Entries from a visual dataset:
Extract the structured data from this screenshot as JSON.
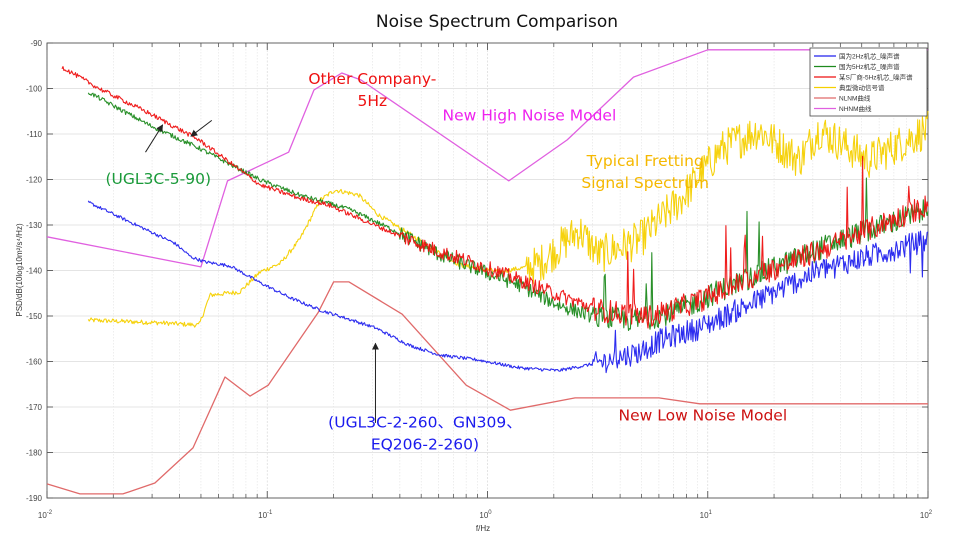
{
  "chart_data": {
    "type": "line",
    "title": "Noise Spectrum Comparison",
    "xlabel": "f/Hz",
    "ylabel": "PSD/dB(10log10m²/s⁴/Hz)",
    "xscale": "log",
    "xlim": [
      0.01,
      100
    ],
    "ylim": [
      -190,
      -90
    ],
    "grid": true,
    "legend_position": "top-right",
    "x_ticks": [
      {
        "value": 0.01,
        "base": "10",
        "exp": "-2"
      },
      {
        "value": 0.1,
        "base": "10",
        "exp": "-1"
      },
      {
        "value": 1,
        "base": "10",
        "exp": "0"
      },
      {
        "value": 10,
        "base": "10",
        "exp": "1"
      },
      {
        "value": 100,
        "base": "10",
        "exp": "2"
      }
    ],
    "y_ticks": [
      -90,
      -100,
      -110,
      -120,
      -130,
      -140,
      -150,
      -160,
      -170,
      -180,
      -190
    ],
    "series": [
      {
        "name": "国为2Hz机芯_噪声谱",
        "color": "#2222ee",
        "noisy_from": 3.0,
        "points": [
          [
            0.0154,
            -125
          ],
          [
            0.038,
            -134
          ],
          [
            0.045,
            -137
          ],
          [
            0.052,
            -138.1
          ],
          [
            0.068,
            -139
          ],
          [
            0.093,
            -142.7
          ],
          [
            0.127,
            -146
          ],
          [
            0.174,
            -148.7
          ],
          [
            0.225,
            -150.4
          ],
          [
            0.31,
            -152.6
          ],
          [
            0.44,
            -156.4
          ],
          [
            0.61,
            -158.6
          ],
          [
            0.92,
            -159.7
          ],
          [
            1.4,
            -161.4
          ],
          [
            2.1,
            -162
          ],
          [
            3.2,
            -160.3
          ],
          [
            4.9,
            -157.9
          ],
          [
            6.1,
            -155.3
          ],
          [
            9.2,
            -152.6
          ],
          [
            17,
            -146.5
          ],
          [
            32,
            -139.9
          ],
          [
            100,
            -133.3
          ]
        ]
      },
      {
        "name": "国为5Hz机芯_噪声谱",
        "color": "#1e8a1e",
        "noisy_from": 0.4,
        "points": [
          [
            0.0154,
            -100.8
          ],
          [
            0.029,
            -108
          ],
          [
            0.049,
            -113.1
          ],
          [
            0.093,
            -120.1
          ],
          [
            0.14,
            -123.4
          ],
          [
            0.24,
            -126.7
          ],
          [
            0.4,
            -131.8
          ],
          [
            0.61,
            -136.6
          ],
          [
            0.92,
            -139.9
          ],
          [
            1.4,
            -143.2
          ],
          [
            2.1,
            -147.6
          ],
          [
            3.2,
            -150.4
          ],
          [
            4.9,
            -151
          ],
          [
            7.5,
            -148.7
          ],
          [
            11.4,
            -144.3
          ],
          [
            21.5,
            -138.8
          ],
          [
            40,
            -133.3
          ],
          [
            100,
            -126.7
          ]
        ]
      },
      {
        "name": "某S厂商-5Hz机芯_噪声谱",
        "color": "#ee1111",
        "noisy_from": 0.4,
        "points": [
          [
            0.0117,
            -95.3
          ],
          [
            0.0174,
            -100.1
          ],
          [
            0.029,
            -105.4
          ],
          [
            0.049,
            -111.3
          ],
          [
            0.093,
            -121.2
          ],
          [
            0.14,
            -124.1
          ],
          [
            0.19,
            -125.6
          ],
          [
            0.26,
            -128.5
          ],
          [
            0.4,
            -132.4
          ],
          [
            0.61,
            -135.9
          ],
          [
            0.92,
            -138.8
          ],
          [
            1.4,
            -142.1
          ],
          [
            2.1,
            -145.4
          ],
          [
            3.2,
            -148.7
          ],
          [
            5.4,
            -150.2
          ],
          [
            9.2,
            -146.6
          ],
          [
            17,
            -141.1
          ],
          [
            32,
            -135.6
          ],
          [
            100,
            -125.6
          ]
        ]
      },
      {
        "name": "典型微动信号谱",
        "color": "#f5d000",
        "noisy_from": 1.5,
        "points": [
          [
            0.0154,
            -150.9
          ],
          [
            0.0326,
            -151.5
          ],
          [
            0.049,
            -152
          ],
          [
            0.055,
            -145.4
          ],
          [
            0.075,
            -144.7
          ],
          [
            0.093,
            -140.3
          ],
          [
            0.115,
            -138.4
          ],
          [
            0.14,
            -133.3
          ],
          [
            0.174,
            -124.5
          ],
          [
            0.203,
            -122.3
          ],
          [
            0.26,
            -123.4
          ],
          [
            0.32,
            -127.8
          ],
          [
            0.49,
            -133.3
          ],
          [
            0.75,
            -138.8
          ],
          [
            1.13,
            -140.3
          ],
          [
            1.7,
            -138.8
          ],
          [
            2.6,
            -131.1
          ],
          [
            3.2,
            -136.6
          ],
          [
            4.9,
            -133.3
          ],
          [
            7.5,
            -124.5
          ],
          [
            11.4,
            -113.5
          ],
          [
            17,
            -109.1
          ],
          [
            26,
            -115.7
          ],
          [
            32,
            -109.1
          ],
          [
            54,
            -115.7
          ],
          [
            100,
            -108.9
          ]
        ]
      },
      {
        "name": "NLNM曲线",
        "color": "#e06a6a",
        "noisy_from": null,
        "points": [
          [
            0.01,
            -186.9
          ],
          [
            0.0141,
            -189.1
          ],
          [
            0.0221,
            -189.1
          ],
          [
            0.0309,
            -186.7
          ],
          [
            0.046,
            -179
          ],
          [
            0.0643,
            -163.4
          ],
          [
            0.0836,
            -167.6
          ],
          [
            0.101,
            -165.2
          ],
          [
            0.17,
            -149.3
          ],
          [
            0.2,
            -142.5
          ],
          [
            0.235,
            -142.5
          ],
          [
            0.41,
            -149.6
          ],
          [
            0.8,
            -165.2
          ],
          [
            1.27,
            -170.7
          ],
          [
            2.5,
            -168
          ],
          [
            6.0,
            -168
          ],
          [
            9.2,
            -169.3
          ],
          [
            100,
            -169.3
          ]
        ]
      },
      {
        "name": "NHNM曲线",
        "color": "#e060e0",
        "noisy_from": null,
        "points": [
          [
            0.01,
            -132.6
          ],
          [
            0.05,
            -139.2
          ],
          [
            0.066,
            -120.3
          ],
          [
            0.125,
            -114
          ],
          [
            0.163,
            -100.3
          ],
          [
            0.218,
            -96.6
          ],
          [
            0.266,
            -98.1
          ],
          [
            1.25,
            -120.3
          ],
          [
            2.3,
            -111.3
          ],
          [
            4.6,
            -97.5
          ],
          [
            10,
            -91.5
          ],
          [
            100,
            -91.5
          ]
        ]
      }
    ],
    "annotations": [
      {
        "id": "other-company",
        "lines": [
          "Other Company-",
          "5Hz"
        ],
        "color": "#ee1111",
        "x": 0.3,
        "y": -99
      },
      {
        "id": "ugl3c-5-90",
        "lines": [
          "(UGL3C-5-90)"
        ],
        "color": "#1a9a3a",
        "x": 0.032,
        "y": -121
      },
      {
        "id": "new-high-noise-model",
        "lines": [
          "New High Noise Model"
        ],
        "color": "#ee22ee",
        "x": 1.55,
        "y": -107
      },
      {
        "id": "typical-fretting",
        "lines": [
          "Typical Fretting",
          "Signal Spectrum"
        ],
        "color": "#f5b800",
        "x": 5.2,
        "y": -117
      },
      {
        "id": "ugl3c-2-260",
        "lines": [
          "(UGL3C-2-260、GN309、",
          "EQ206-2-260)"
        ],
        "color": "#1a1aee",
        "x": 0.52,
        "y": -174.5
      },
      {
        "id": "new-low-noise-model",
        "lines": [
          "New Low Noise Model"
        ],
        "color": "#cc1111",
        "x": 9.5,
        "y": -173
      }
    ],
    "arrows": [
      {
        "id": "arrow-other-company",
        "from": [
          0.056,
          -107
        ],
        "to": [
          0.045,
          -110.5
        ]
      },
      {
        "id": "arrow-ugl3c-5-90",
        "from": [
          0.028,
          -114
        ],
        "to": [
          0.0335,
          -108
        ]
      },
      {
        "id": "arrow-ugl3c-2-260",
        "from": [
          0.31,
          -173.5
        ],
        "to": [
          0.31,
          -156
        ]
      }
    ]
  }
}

Task goal:
Which lines contain "value"? Show each of them.

Problem solution:
        "value": 0.01,
        "value": 0.1,
        "value": 1,
        "value": 10,
        "value": 100,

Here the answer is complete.